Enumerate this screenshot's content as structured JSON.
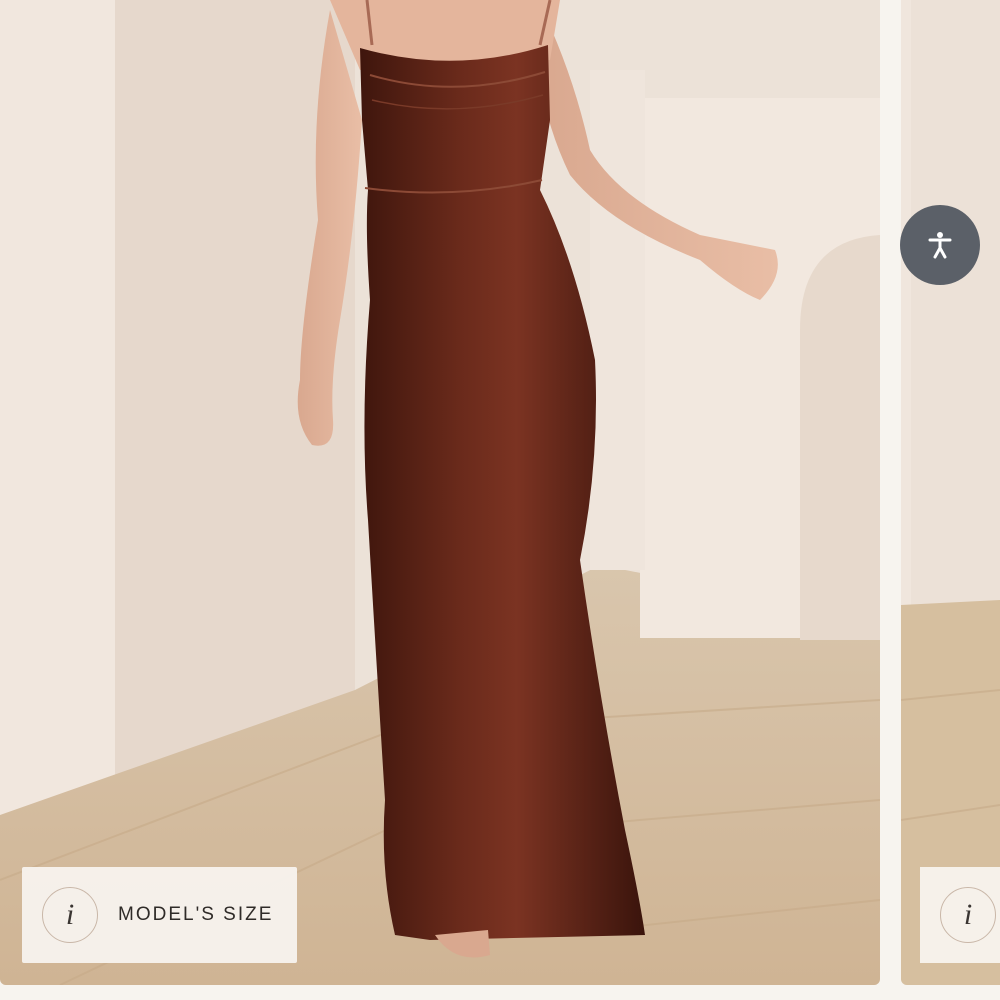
{
  "badges": {
    "model_size_label": "MODEL'S SIZE",
    "info_glyph": "i"
  },
  "controls": {
    "accessibility_icon": "accessibility-icon"
  },
  "colors": {
    "dress": "#5a2317",
    "wall": "#eadfd4",
    "floor": "#d8c2a6",
    "accessibility_bg": "#5b6068"
  }
}
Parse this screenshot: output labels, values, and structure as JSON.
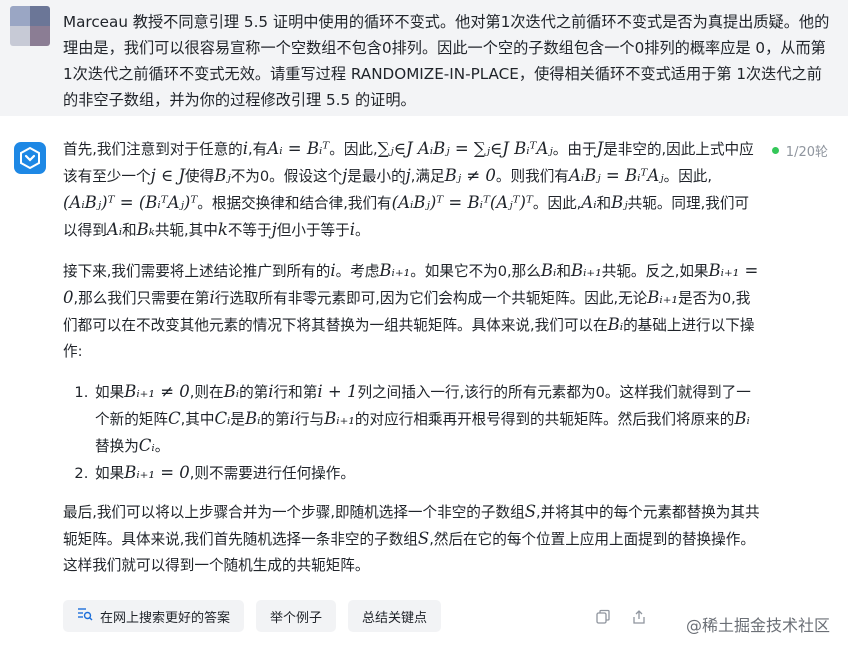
{
  "question": {
    "text": "Marceau 教授不同意引理 5.5 证明中使用的循环不变式。他对第1次迭代之前循环不变式是否为真提出质疑。他的理由是，我们可以很容易宣称一个空数组不包含0排列。因此一个空的子数组包含一个0排列的概率应是 0，从而第 1次迭代之前循环不变式无效。请重写过程 RANDOMIZE-IN-PLACE，使得相关循环不变式适用于第 1次迭代之前的非空子数组，并为你的过程修改引理 5.5 的证明。"
  },
  "status": {
    "rounds": "1/20轮",
    "dot_color": "#34c759"
  },
  "answer": {
    "p1": [
      "首先,我们注意到对于任意的",
      "i",
      ",有",
      "Aᵢ = Bᵢᵀ",
      "。因此,",
      "∑ⱼ∈J AᵢBⱼ = ∑ⱼ∈J BᵢᵀAⱼ",
      "。由于",
      "J",
      "是非空的,因此上式中应该有至少一个",
      "j ∈ J",
      "使得",
      "Bⱼ",
      "不为0。假设这个",
      "j",
      "是最小的",
      "j",
      ",满足",
      "Bⱼ ≠ 0",
      "。则我们有",
      "AᵢBⱼ = BᵢᵀAⱼ",
      "。因此,",
      "(AᵢBⱼ)ᵀ = (BᵢᵀAⱼ)ᵀ",
      "。根据交换律和结合律,我们有",
      "(AᵢBⱼ)ᵀ = Bᵢᵀ(Aⱼᵀ)ᵀ",
      "。因此,",
      "Aᵢ",
      "和",
      "Bⱼ",
      "共轭。同理,我们可以得到",
      "Aᵢ",
      "和",
      "Bₖ",
      "共轭,其中",
      "k",
      "不等于",
      "j",
      "但小于等于",
      "i",
      "。"
    ],
    "p2": [
      "接下来,我们需要将上述结论推广到所有的",
      "i",
      "。考虑",
      "Bᵢ₊₁",
      "。如果它不为0,那么",
      "Bᵢ",
      "和",
      "Bᵢ₊₁",
      "共轭。反之,如果",
      "Bᵢ₊₁ = 0",
      ",那么我们只需要在第",
      "i",
      "行选取所有非零元素即可,因为它们会构成一个共轭矩阵。因此,无论",
      "Bᵢ₊₁",
      "是否为0,我们都可以在不改变其他元素的情况下将其替换为一组共轭矩阵。具体来说,我们可以在",
      "Bᵢ",
      "的基础上进行以下操作:"
    ],
    "li1": [
      "如果",
      "Bᵢ₊₁ ≠ 0",
      ",则在",
      "Bᵢ",
      "的第",
      "i",
      "行和第",
      "i + 1",
      "列之间插入一行,该行的所有元素都为0。这样我们就得到了一个新的矩阵",
      "C",
      ",其中",
      "Cᵢ",
      "是",
      "Bᵢ",
      "的第",
      "i",
      "行与",
      "Bᵢ₊₁",
      "的对应行相乘再开根号得到的共轭矩阵。然后我们将原来的",
      "Bᵢ",
      "替换为",
      "Cᵢ",
      "。"
    ],
    "li2": [
      "如果",
      "Bᵢ₊₁ = 0",
      ",则不需要进行任何操作。"
    ],
    "p3": [
      "最后,我们可以将以上步骤合并为一个步骤,即随机选择一个非空的子数组",
      "S",
      ",并将其中的每个元素都替换为其共轭矩阵。具体来说,我们首先随机选择一条非空的子数组",
      "S",
      ",然后在它的每个位置上应用上面提到的替换操作。这样我们就可以得到一个随机生成的共轭矩阵。"
    ]
  },
  "actions": {
    "search": "在网上搜索更好的答案",
    "example": "举个例子",
    "summary": "总结关键点"
  },
  "watermark": {
    "text": "@稀土掘金技术社区"
  },
  "icons": {
    "bot": "chat-bot-icon",
    "search": "search-list-icon",
    "copy": "copy-icon",
    "share": "share-icon"
  },
  "colors": {
    "accent": "#1e88e5",
    "question_bg": "#f3f4f6",
    "chip_bg": "#f2f3f5"
  }
}
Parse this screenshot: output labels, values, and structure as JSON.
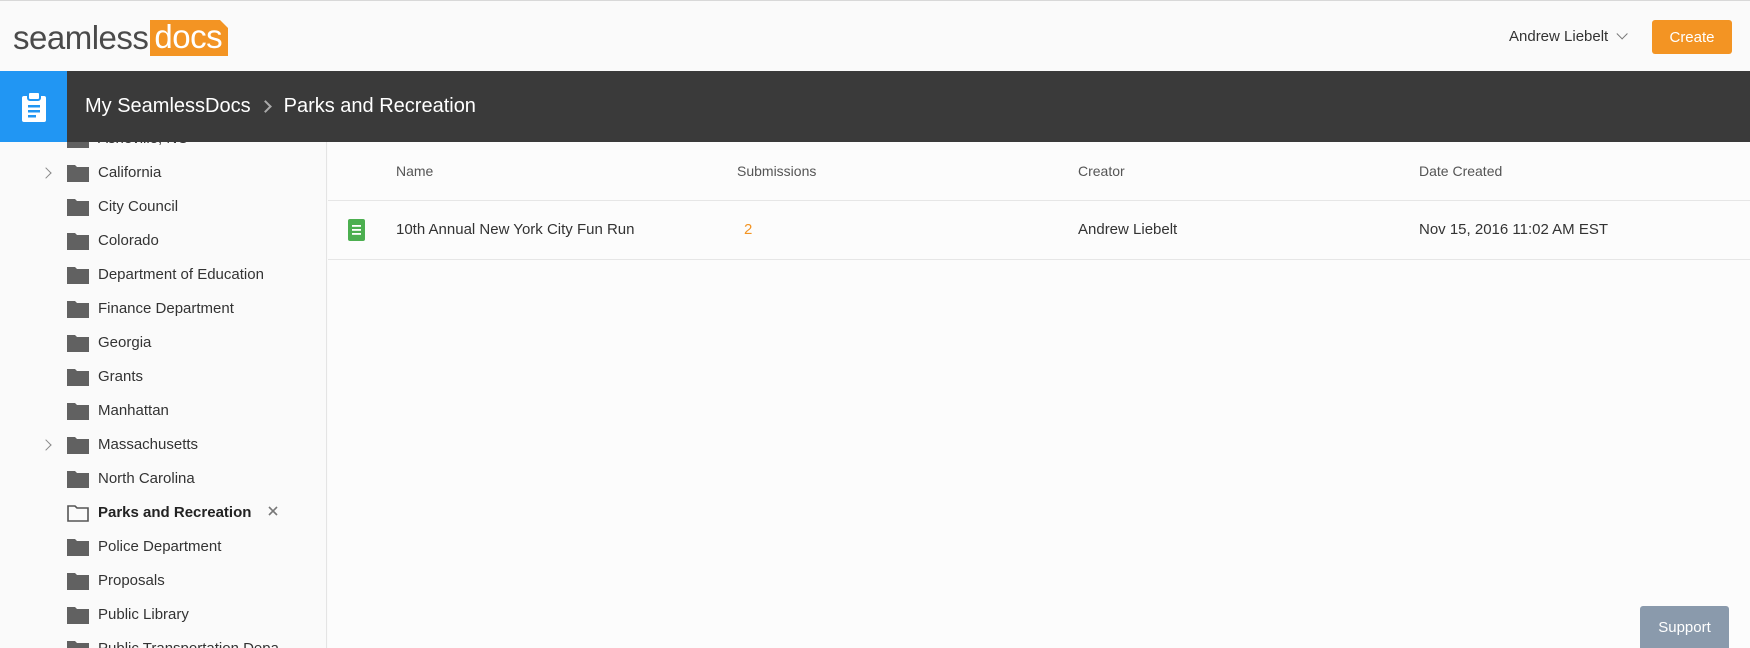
{
  "header": {
    "logo_part1": "seamless",
    "logo_part2": "docs",
    "user_name": "Andrew Liebelt",
    "create_label": "Create"
  },
  "breadcrumb": {
    "root": "My SeamlessDocs",
    "current": "Parks and Recreation"
  },
  "sidebar": {
    "items": [
      {
        "label": "Asheville, NC",
        "expandable": false
      },
      {
        "label": "California",
        "expandable": true
      },
      {
        "label": "City Council",
        "expandable": false
      },
      {
        "label": "Colorado",
        "expandable": false
      },
      {
        "label": "Department of Education",
        "expandable": false
      },
      {
        "label": "Finance Department",
        "expandable": false
      },
      {
        "label": "Georgia",
        "expandable": false
      },
      {
        "label": "Grants",
        "expandable": false
      },
      {
        "label": "Manhattan",
        "expandable": false
      },
      {
        "label": "Massachusetts",
        "expandable": true
      },
      {
        "label": "North Carolina",
        "expandable": false
      },
      {
        "label": "Parks and Recreation",
        "expandable": false,
        "active": true
      },
      {
        "label": "Police Department",
        "expandable": false
      },
      {
        "label": "Proposals",
        "expandable": false
      },
      {
        "label": "Public Library",
        "expandable": false
      },
      {
        "label": "Public Transportation Depa",
        "expandable": false
      }
    ]
  },
  "table": {
    "columns": [
      "Name",
      "Submissions",
      "Creator",
      "Date Created"
    ],
    "rows": [
      {
        "name": "10th Annual New York City Fun Run",
        "submissions": "2",
        "creator": "Andrew Liebelt",
        "date_created": "Nov 15, 2016 11:02 AM EST"
      }
    ]
  },
  "support_label": "Support",
  "colors": {
    "brand_orange": "#f39423",
    "accent_blue": "#2196f3",
    "header_dark": "#3a3a3a",
    "doc_green": "#4caf50"
  }
}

• • •

** Task instructions **
Reproduce the records verbatim, omitting all images they contain.

** Exercise solution **
Enumerate this screenshot's content as structured JSON.
{
  "badges": {
    "model_size_label": "MODEL'S SIZE",
    "info_glyph": "i"
  },
  "controls": {
    "accessibility_icon": "accessibility-icon"
  },
  "colors": {
    "dress": "#5a2317",
    "wall": "#eadfd4",
    "floor": "#d8c2a6",
    "accessibility_bg": "#5b6068"
  }
}
Parse this screenshot: output labels, values, and structure as JSON.
{
  "question": {
    "text": "Marceau 教授不同意引理 5.5 证明中使用的循环不变式。他对第1次迭代之前循环不变式是否为真提出质疑。他的理由是，我们可以很容易宣称一个空数组不包含0排列。因此一个空的子数组包含一个0排列的概率应是 0，从而第 1次迭代之前循环不变式无效。请重写过程 RANDOMIZE-IN-PLACE，使得相关循环不变式适用于第 1次迭代之前的非空子数组，并为你的过程修改引理 5.5 的证明。"
  },
  "status": {
    "rounds": "1/20轮",
    "dot_color": "#34c759"
  },
  "answer": {
    "p1": [
      "首先,我们注意到对于任意的",
      "i",
      ",有",
      "Aᵢ = Bᵢᵀ",
      "。因此,",
      "∑ⱼ∈J AᵢBⱼ = ∑ⱼ∈J BᵢᵀAⱼ",
      "。由于",
      "J",
      "是非空的,因此上式中应该有至少一个",
      "j ∈ J",
      "使得",
      "Bⱼ",
      "不为0。假设这个",
      "j",
      "是最小的",
      "j",
      ",满足",
      "Bⱼ ≠ 0",
      "。则我们有",
      "AᵢBⱼ = BᵢᵀAⱼ",
      "。因此,",
      "(AᵢBⱼ)ᵀ = (BᵢᵀAⱼ)ᵀ",
      "。根据交换律和结合律,我们有",
      "(AᵢBⱼ)ᵀ = Bᵢᵀ(Aⱼᵀ)ᵀ",
      "。因此,",
      "Aᵢ",
      "和",
      "Bⱼ",
      "共轭。同理,我们可以得到",
      "Aᵢ",
      "和",
      "Bₖ",
      "共轭,其中",
      "k",
      "不等于",
      "j",
      "但小于等于",
      "i",
      "。"
    ],
    "p2": [
      "接下来,我们需要将上述结论推广到所有的",
      "i",
      "。考虑",
      "Bᵢ₊₁",
      "。如果它不为0,那么",
      "Bᵢ",
      "和",
      "Bᵢ₊₁",
      "共轭。反之,如果",
      "Bᵢ₊₁ = 0",
      ",那么我们只需要在第",
      "i",
      "行选取所有非零元素即可,因为它们会构成一个共轭矩阵。因此,无论",
      "Bᵢ₊₁",
      "是否为0,我们都可以在不改变其他元素的情况下将其替换为一组共轭矩阵。具体来说,我们可以在",
      "Bᵢ",
      "的基础上进行以下操作:"
    ],
    "li1": [
      "如果",
      "Bᵢ₊₁ ≠ 0",
      ",则在",
      "Bᵢ",
      "的第",
      "i",
      "行和第",
      "i + 1",
      "列之间插入一行,该行的所有元素都为0。这样我们就得到了一个新的矩阵",
      "C",
      ",其中",
      "Cᵢ",
      "是",
      "Bᵢ",
      "的第",
      "i",
      "行与",
      "Bᵢ₊₁",
      "的对应行相乘再开根号得到的共轭矩阵。然后我们将原来的",
      "Bᵢ",
      "替换为",
      "Cᵢ",
      "。"
    ],
    "li2": [
      "如果",
      "Bᵢ₊₁ = 0",
      ",则不需要进行任何操作。"
    ],
    "p3": [
      "最后,我们可以将以上步骤合并为一个步骤,即随机选择一个非空的子数组",
      "S",
      ",并将其中的每个元素都替换为其共轭矩阵。具体来说,我们首先随机选择一条非空的子数组",
      "S",
      ",然后在它的每个位置上应用上面提到的替换操作。这样我们就可以得到一个随机生成的共轭矩阵。"
    ]
  },
  "actions": {
    "search": "在网上搜索更好的答案",
    "example": "举个例子",
    "summary": "总结关键点"
  },
  "watermark": {
    "text": "@稀土掘金技术社区"
  },
  "icons": {
    "bot": "chat-bot-icon",
    "search": "search-list-icon",
    "copy": "copy-icon",
    "share": "share-icon"
  },
  "colors": {
    "accent": "#1e88e5",
    "question_bg": "#f3f4f6",
    "chip_bg": "#f2f3f5"
  }
}
Parse this screenshot: output labels, values, and structure as JSON.
{
  "header": {
    "logo_part1": "seamless",
    "logo_part2": "docs",
    "user_name": "Andrew Liebelt",
    "create_label": "Create"
  },
  "breadcrumb": {
    "root": "My SeamlessDocs",
    "current": "Parks and Recreation"
  },
  "sidebar": {
    "items": [
      {
        "label": "Asheville, NC",
        "expandable": false
      },
      {
        "label": "California",
        "expandable": true
      },
      {
        "label": "City Council",
        "expandable": false
      },
      {
        "label": "Colorado",
        "expandable": false
      },
      {
        "label": "Department of Education",
        "expandable": false
      },
      {
        "label": "Finance Department",
        "expandable": false
      },
      {
        "label": "Georgia",
        "expandable": false
      },
      {
        "label": "Grants",
        "expandable": false
      },
      {
        "label": "Manhattan",
        "expandable": false
      },
      {
        "label": "Massachusetts",
        "expandable": true
      },
      {
        "label": "North Carolina",
        "expandable": false
      },
      {
        "label": "Parks and Recreation",
        "expandable": false,
        "active": true
      },
      {
        "label": "Police Department",
        "expandable": false
      },
      {
        "label": "Proposals",
        "expandable": false
      },
      {
        "label": "Public Library",
        "expandable": false
      },
      {
        "label": "Public Transportation Depa",
        "expandable": false
      }
    ]
  },
  "table": {
    "columns": [
      "Name",
      "Submissions",
      "Creator",
      "Date Created"
    ],
    "rows": [
      {
        "name": "10th Annual New York City Fun Run",
        "submissions": "2",
        "creator": "Andrew Liebelt",
        "date_created": "Nov 15, 2016 11:02 AM EST"
      }
    ]
  },
  "support_label": "Support",
  "colors": {
    "brand_orange": "#f39423",
    "accent_blue": "#2196f3",
    "header_dark": "#3a3a3a",
    "doc_green": "#4caf50"
  }
}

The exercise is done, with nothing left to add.